WRITTEN REQUEST: Quote the whole listing exactly. Leave the pictures out of your copy.

Dataset items:
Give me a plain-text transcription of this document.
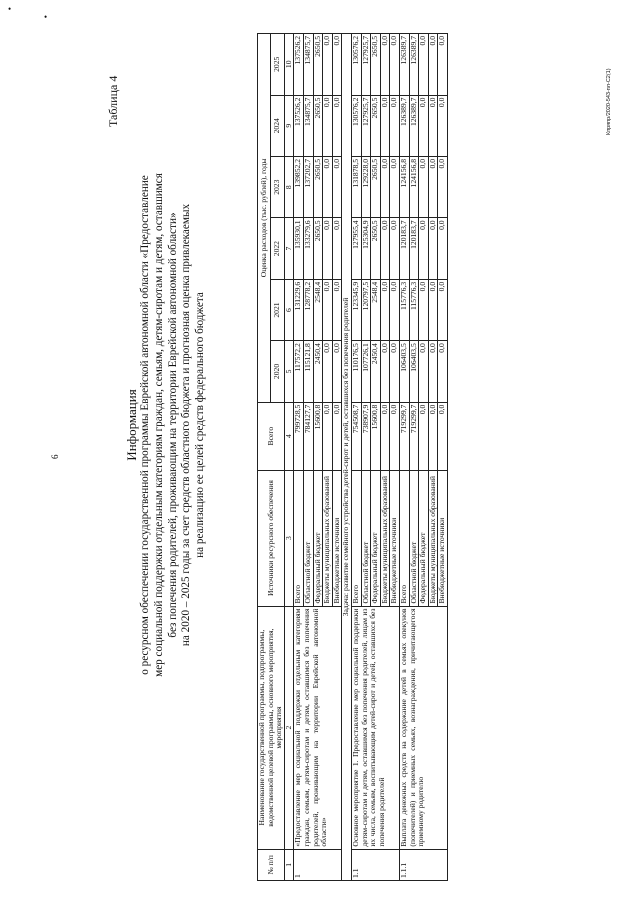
•
•
6
Таблица 4
Информация о ресурсном обеспечении государственной программы Еврейской автономной области «Предоставление мер социальной поддержки отдельным категориям граждан, семьям, детям-сиротам и детям, оставшимся без попечения родителей, проживающим на территории Еврейской автономной области» на 2020 – 2025 годы за счет средств областного бюджета и прогнозная оценка привлекаемых на реализацию ее целей средств федерального бюджета
№ п/п	Наименование государственной программы, подпрограммы, ведомственной целевой программы, основного мероприятия, мероприятия	Источники ресурсного обеспечения	Всего	Оценка расходов (тыс. рублей), годы					
				2020	2021	2022	2023	2024	2025
1	2	3	4	5	6	7	8	9	10
1	«Предоставление мер социальной поддержки отдельным категориям граждан, семьям, детям-сиротам и детям, оставшимся без попечения родителей, проживающим на территории Еврейской автономной области»	Всего	799728,5	117572,2	131229,6	135930,1	139852,2	137526,2	137526,2
		Областной бюджет	784127,7	115121,8	128778,2	133279,6	137202,7	134875,7	134875,7
		Федеральный бюджет	15600,8	2450,4	2548,4	2650,5	2650,5	2650,5	2650,5
		Бюджеты муниципальных образований	0,0	0,0	0,0	0,0	0,0	0,0	0,0
		Внебюджетные источники	0,0	0,0	0,0	0,0	0,0	0,0	0,0
Задача: развитие семейного устройства детей-сирот и детей, оставшихся без попечения родителей									
1.1	Основное мероприятие 1. Предоставление мер социальной поддержки детям-сиротам и детям, оставшимся без попечения родителей, лицам из их числа, семьям, воспитывающим детей-сирот и детей, оставшихся без попечения родителей	Всего	754508,7	110176,5	123345,9	127955,4	131878,5	130576,2	130576,2
		Областной бюджет	738907,9	107726,1	120797,5	125304,9	129228,0	127925,7	127925,7
		Федеральный бюджет	15600,8	2450,4	2548,4	2650,5	2650,5	2650,5	2650,5
		Бюджеты муниципальных образований	0,0	0,0	0,0	0,0	0,0	0,0	0,0
		Внебюджетные источники	0,0	0,0	0,0	0,0	0,0	0,0	0,0
1.1.1	Выплата денежных средств на содержание детей в семьях опекунов (попечителей) и приемных семьях, вознаграждения, причитающегося приемному родителю	Всего	719299,7	106403,5	115776,3	120183,7	124156,8	126389,7	126389,7
		Областной бюджет	719299,7	106403,5	115776,3	120183,7	124156,8	126389,7	126389,7
		Федеральный бюджет	0,0	0,0	0,0	0,0	0,0	0,0	0,0
		Бюджеты муниципальных образований	0,0	0,0	0,0	0,0	0,0	0,0	0,0
		Внебюджетные источники	0,0	0,0	0,0	0,0	0,0	0,0	0,0
Кпряпр/2020-543-пл-С2(1)
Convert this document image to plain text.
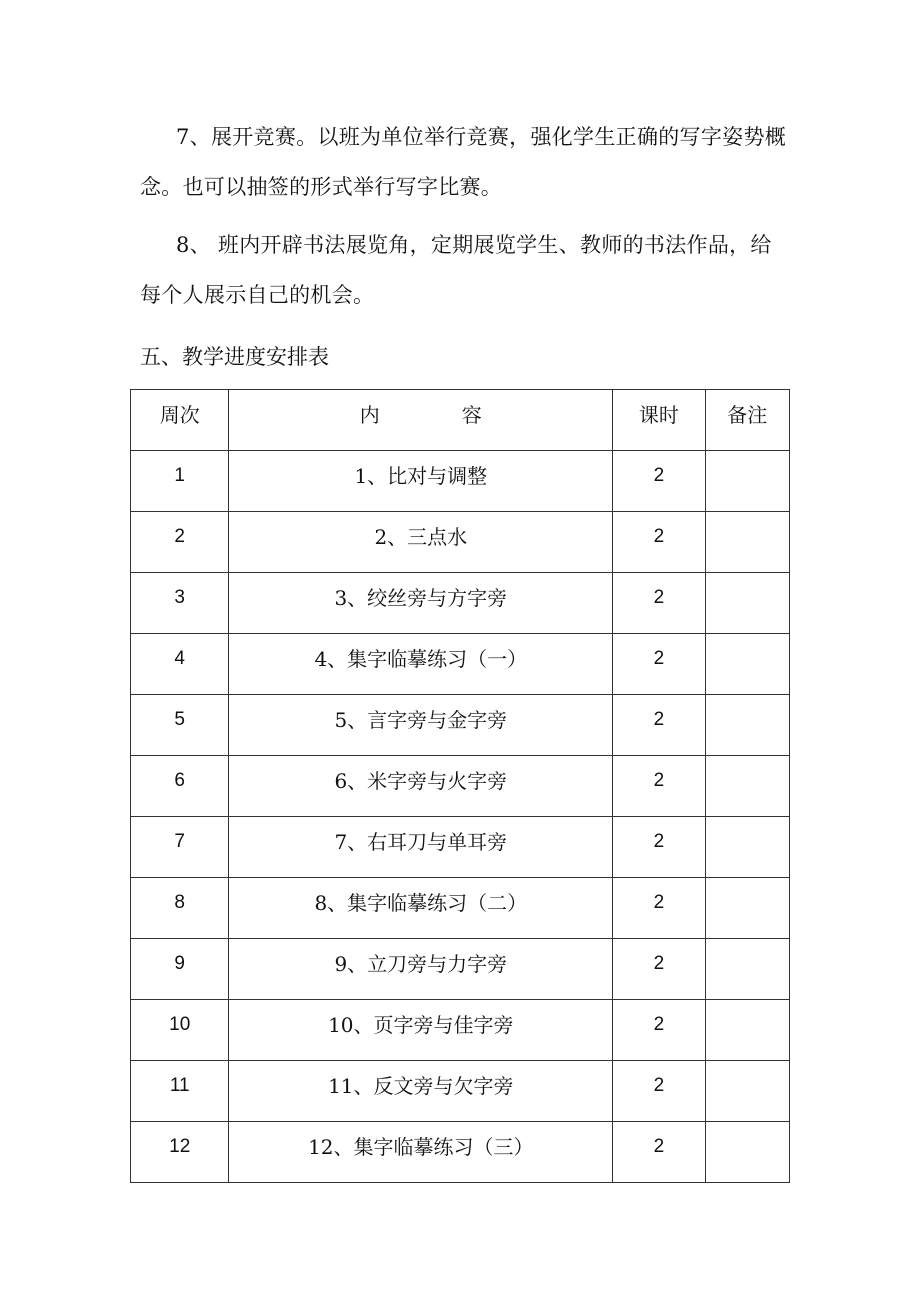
7、展开竞赛。以班为单位举行竞赛，强化学生正确的写字姿势概念。也可以抽签的形式举行写字比赛。

8、 班内开辟书法展览角，定期展览学生、教师的书法作品，给每个人展示自己的机会。

五、教学进度安排表
周次	内 容	课时	备注
1	1、比对与调整	2	
2	2、三点水	2	
3	3、绞丝旁与方字旁	2	
4	4、集字临摹练习（一）	2	
5	5、言字旁与金字旁	2	
6	6、米字旁与火字旁	2	
7	7、右耳刀与单耳旁	2	
8	8、集字临摹练习（二）	2	
9	9、立刀旁与力字旁	2	
10	10、页字旁与佳字旁	2	
11	11、反文旁与欠字旁	2	
12	12、集字临摹练习（三）	2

RESPONSE BELOW:
Give me a plain-text transcription of this document.
•
•
6
Таблица 4
Информация о ресурсном обеспечении государственной программы Еврейской автономной области «Предоставление мер социальной поддержки отдельным категориям граждан, семьям, детям-сиротам и детям, оставшимся без попечения родителей, проживающим на территории Еврейской автономной области» на 2020 – 2025 годы за счет средств областного бюджета и прогнозная оценка привлекаемых на реализацию ее целей средств федерального бюджета
№ п/п	Наименование государственной программы, подпрограммы, ведомственной целевой программы, основного мероприятия, мероприятия	Источники ресурсного обеспечения	Всего	Оценка расходов (тыс. рублей), годы					
				2020	2021	2022	2023	2024	2025
1	2	3	4	5	6	7	8	9	10
1	«Предоставление мер социальной поддержки отдельным категориям граждан, семьям, детям-сиротам и детям, оставшимся без попечения родителей, проживающим на территории Еврейской автономной области»	Всего	799728,5	117572,2	131229,6	135930,1	139852,2	137526,2	137526,2
		Областной бюджет	784127,7	115121,8	128778,2	133279,6	137202,7	134875,7	134875,7
		Федеральный бюджет	15600,8	2450,4	2548,4	2650,5	2650,5	2650,5	2650,5
		Бюджеты муниципальных образований	0,0	0,0	0,0	0,0	0,0	0,0	0,0
		Внебюджетные источники	0,0	0,0	0,0	0,0	0,0	0,0	0,0
Задача: развитие семейного устройства детей-сирот и детей, оставшихся без попечения родителей									
1.1	Основное мероприятие 1. Предоставление мер социальной поддержки детям-сиротам и детям, оставшимся без попечения родителей, лицам из их числа, семьям, воспитывающим детей-сирот и детей, оставшихся без попечения родителей	Всего	754508,7	110176,5	123345,9	127955,4	131878,5	130576,2	130576,2
		Областной бюджет	738907,9	107726,1	120797,5	125304,9	129228,0	127925,7	127925,7
		Федеральный бюджет	15600,8	2450,4	2548,4	2650,5	2650,5	2650,5	2650,5
		Бюджеты муниципальных образований	0,0	0,0	0,0	0,0	0,0	0,0	0,0
		Внебюджетные источники	0,0	0,0	0,0	0,0	0,0	0,0	0,0
1.1.1	Выплата денежных средств на содержание детей в семьях опекунов (попечителей) и приемных семьях, вознаграждения, причитающегося приемному родителю	Всего	719299,7	106403,5	115776,3	120183,7	124156,8	126389,7	126389,7
		Областной бюджет	719299,7	106403,5	115776,3	120183,7	124156,8	126389,7	126389,7
		Федеральный бюджет	0,0	0,0	0,0	0,0	0,0	0,0	0,0
		Бюджеты муниципальных образований	0,0	0,0	0,0	0,0	0,0	0,0	0,0
		Внебюджетные источники	0,0	0,0	0,0	0,0	0,0	0,0	0,0
Кпряпр/2020-543-пл-С2(1)
Convert this document image to plain text.
7、展开竞赛。以班为单位举行竞赛，强化学生正确的写字姿势概念。也可以抽签的形式举行写字比赛。

8、 班内开辟书法展览角，定期展览学生、教师的书法作品，给每个人展示自己的机会。

五、教学进度安排表
周次	内 容	课时	备注
1	1、比对与调整	2	
2	2、三点水	2	
3	3、绞丝旁与方字旁	2	
4	4、集字临摹练习（一）	2	
5	5、言字旁与金字旁	2	
6	6、米字旁与火字旁	2	
7	7、右耳刀与单耳旁	2	
8	8、集字临摹练习（二）	2	
9	9、立刀旁与力字旁	2	
10	10、页字旁与佳字旁	2	
11	11、反文旁与欠字旁	2	
12	12、集字临摹练习（三）	2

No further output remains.